** REQUIRED TASK **
Do any lines in the data below contain "icon"? If so, copy every one of them.

━━━ INPUT MATERIAL ━━━

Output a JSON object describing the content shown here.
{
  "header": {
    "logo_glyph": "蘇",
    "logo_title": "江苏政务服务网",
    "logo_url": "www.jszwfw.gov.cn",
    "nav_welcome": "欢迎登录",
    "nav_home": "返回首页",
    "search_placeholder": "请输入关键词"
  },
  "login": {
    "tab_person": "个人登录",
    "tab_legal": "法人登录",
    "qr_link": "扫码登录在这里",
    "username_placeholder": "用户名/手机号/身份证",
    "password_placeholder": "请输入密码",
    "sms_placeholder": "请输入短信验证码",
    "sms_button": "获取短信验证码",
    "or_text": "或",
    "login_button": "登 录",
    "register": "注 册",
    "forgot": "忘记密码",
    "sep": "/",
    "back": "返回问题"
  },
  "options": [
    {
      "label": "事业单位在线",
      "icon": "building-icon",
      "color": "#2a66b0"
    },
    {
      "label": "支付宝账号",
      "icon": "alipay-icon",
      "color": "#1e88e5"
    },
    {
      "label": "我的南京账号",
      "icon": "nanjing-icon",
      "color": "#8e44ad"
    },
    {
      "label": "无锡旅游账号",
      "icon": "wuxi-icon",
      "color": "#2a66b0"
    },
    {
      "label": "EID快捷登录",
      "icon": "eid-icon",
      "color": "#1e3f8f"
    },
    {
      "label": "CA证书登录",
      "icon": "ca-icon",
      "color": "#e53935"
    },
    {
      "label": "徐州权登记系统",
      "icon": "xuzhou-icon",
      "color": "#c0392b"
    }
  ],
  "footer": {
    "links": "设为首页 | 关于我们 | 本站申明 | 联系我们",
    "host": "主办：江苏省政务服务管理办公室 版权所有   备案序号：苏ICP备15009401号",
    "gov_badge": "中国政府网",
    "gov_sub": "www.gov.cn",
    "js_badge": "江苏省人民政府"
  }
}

━━━

** WRITTEN ANSWER **
      "icon": "building-icon",
      "icon": "alipay-icon",
      "icon": "nanjing-icon",
      "icon": "wuxi-icon",
      "icon": "eid-icon",
      "icon": "ca-icon",
      "icon": "xuzhou-icon",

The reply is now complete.